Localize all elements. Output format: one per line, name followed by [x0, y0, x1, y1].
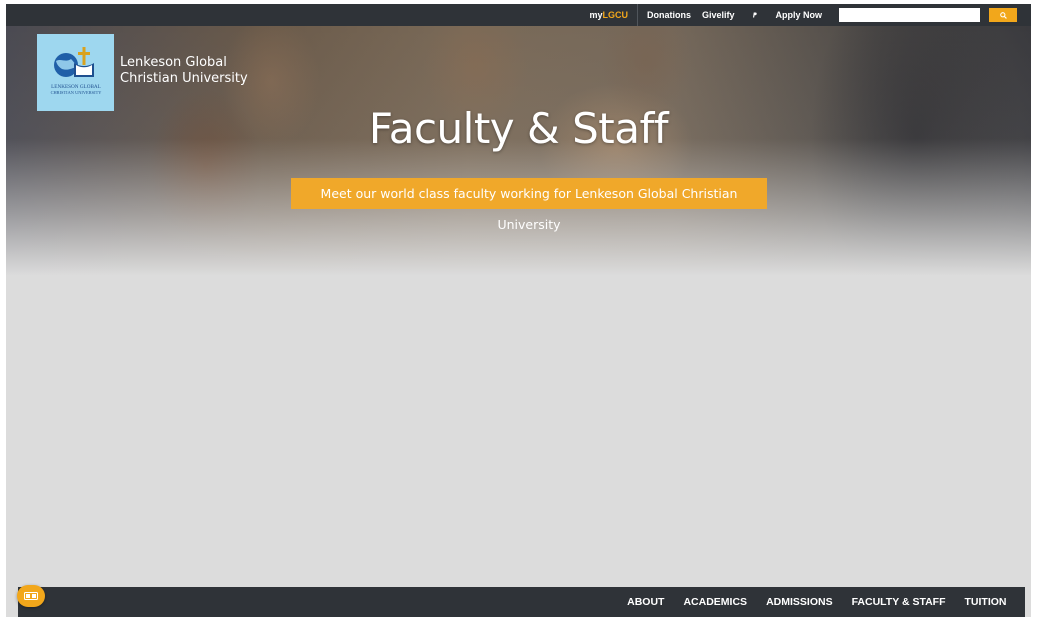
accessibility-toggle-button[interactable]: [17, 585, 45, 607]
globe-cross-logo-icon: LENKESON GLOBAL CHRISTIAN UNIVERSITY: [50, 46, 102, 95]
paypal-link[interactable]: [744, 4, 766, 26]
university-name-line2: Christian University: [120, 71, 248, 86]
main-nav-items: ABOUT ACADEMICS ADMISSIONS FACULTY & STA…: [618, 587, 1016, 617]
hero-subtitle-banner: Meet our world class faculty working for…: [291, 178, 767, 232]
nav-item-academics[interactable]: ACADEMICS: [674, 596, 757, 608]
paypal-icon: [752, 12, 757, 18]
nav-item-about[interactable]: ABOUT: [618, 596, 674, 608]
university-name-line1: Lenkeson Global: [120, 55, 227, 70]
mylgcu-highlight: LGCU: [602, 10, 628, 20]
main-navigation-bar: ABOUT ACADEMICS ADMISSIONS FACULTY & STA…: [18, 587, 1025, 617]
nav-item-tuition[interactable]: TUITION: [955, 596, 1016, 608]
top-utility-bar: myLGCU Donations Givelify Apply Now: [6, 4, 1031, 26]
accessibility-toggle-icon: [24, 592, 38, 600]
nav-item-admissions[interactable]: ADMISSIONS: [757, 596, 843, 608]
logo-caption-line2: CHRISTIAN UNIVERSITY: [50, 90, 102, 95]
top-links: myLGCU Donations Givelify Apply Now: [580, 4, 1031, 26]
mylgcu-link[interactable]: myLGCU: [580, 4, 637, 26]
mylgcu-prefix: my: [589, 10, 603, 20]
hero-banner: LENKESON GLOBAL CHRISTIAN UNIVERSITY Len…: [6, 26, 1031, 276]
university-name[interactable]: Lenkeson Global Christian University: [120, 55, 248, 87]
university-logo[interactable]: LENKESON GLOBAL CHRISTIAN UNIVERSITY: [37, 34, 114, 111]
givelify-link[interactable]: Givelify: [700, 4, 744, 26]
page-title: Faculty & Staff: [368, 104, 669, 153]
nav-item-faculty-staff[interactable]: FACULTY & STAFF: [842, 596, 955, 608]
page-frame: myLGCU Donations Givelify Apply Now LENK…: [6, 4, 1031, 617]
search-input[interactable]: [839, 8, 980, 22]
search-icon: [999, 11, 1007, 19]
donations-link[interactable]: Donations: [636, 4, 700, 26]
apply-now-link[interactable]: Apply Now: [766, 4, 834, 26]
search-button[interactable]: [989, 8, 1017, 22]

**TO BE DONE**
Rewrite the records above with every "interactable" changed to "clickable" and nothing else altered, leaving out the pictures.

**EXPECTED ANSWER**
Localize all elements. Output format: one per line, name followed by [x0, y0, x1, y1].
accessibility-toggle-button[clickable]: [17, 585, 45, 607]
globe-cross-logo-icon: LENKESON GLOBAL CHRISTIAN UNIVERSITY: [50, 46, 102, 95]
paypal-link[clickable]: [744, 4, 766, 26]
university-name-line2: Christian University: [120, 71, 248, 86]
main-nav-items: ABOUT ACADEMICS ADMISSIONS FACULTY & STA…: [618, 587, 1016, 617]
hero-subtitle-banner: Meet our world class faculty working for…: [291, 178, 767, 232]
nav-item-academics[clickable]: ACADEMICS: [674, 596, 757, 608]
paypal-icon: [752, 12, 757, 18]
nav-item-about[clickable]: ABOUT: [618, 596, 674, 608]
university-name-line1: Lenkeson Global: [120, 55, 227, 70]
mylgcu-highlight: LGCU: [602, 10, 628, 20]
main-navigation-bar: ABOUT ACADEMICS ADMISSIONS FACULTY & STA…: [18, 587, 1025, 617]
nav-item-tuition[clickable]: TUITION: [955, 596, 1016, 608]
top-utility-bar: myLGCU Donations Givelify Apply Now: [6, 4, 1031, 26]
accessibility-toggle-icon: [24, 592, 38, 600]
nav-item-admissions[clickable]: ADMISSIONS: [757, 596, 843, 608]
logo-caption-line2: CHRISTIAN UNIVERSITY: [50, 90, 102, 95]
top-links: myLGCU Donations Givelify Apply Now: [580, 4, 1031, 26]
mylgcu-link[clickable]: myLGCU: [580, 4, 637, 26]
mylgcu-prefix: my: [589, 10, 603, 20]
hero-banner: LENKESON GLOBAL CHRISTIAN UNIVERSITY Len…: [6, 26, 1031, 276]
university-name[clickable]: Lenkeson Global Christian University: [120, 55, 248, 87]
university-logo[clickable]: LENKESON GLOBAL CHRISTIAN UNIVERSITY: [37, 34, 114, 111]
givelify-link[clickable]: Givelify: [700, 4, 744, 26]
page-title: Faculty & Staff: [368, 104, 669, 153]
nav-item-faculty-staff[clickable]: FACULTY & STAFF: [842, 596, 955, 608]
page-frame: myLGCU Donations Givelify Apply Now LENK…: [6, 4, 1031, 617]
search-input[clickable]: [839, 8, 980, 22]
search-icon: [999, 11, 1007, 19]
donations-link[clickable]: Donations: [636, 4, 700, 26]
apply-now-link[clickable]: Apply Now: [766, 4, 834, 26]
search-button[clickable]: [989, 8, 1017, 22]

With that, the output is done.